**YOUR TASK**
Please copy all the lines that follow, word for word.

**PROVIDED ENTRIES**
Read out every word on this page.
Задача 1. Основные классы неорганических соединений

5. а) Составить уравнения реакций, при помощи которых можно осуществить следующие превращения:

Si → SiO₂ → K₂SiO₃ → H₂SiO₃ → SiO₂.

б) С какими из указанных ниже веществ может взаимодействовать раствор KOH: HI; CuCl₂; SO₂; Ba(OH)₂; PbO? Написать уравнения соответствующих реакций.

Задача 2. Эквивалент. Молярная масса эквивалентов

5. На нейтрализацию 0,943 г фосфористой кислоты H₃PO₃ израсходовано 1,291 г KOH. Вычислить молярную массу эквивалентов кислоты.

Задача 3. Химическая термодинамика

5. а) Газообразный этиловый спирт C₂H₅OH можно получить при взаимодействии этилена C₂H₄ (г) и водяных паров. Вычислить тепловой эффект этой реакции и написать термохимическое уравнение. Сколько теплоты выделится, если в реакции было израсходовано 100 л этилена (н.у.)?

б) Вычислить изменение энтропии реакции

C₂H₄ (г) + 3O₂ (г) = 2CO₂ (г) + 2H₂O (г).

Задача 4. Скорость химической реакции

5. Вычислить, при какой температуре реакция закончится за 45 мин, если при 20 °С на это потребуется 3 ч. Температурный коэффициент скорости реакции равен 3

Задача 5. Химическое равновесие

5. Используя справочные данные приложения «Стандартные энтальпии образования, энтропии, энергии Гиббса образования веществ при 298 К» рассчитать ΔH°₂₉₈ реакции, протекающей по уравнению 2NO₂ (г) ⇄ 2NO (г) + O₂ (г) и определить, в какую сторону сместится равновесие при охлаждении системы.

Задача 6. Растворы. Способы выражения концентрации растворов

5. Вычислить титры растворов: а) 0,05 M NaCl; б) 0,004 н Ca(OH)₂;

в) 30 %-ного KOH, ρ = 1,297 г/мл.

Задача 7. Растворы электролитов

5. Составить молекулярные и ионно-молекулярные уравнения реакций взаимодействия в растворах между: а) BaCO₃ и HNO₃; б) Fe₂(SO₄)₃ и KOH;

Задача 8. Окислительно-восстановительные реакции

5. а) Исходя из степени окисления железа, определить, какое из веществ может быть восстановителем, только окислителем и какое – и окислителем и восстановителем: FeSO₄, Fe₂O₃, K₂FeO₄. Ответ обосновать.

**RESPONSE**
Read out every word on this page.
Задача 1. Основные классы неорганических соединений

5. а) Составить уравнения реакций, при помощи которых можно осуществить следующие превращения:

Si → SiO₂ → K₂SiO₃ → H₂SiO₃ → SiO₂.

б) С какими из указанных ниже веществ может взаимодействовать раствор KOH: HI; CuCl₂; SO₂; Ba(OH)₂; PbO? Написать уравнения соответствующих реакций.

Задача 2. Эквивалент. Молярная масса эквивалентов

5. На нейтрализацию 0,943 г фосфористой кислоты H₃PO₃ израсходовано 1,291 г KOH. Вычислить молярную массу эквивалентов кислоты.

Задача 3. Химическая термодинамика

5. а) Газообразный этиловый спирт C₂H₅OH можно получить при взаимодействии этилена C₂H₄ (г) и водяных паров. Вычислить тепловой эффект этой реакции и написать термохимическое уравнение. Сколько теплоты выделится, если в реакции было израсходовано 100 л этилена (н.у.)?

б) Вычислить изменение энтропии реакции

C₂H₄ (г) + 3O₂ (г) = 2CO₂ (г) + 2H₂O (г).

Задача 4. Скорость химической реакции

5. Вычислить, при какой температуре реакция закончится за 45 мин, если при 20 °С на это потребуется 3 ч. Температурный коэффициент скорости реакции равен 3

Задача 5. Химическое равновесие

5. Используя справочные данные приложения «Стандартные энтальпии образования, энтропии, энергии Гиббса образования веществ при 298 К» рассчитать ΔH°₂₉₈ реакции, протекающей по уравнению 2NO₂ (г) ⇄ 2NO (г) + O₂ (г) и определить, в какую сторону сместится равновесие при охлаждении системы.

Задача 6. Растворы. Способы выражения концентрации растворов

5. Вычислить титры растворов: а) 0,05 M NaCl; б) 0,004 н Ca(OH)₂;

в) 30 %-ного KOH, ρ = 1,297 г/мл.

Задача 7. Растворы электролитов

5. Составить молекулярные и ионно-молекулярные уравнения реакций взаимодействия в растворах между: а) BaCO₃ и HNO₃; б) Fe₂(SO₄)₃ и KOH;

Задача 8. Окислительно-восстановительные реакции

5. а) Исходя из степени окисления железа, определить, какое из веществ может быть восстановителем, только окислителем и какое – и окислителем и восстановителем: FeSO₄, Fe₂O₃, K₂FeO₄. Ответ обосновать.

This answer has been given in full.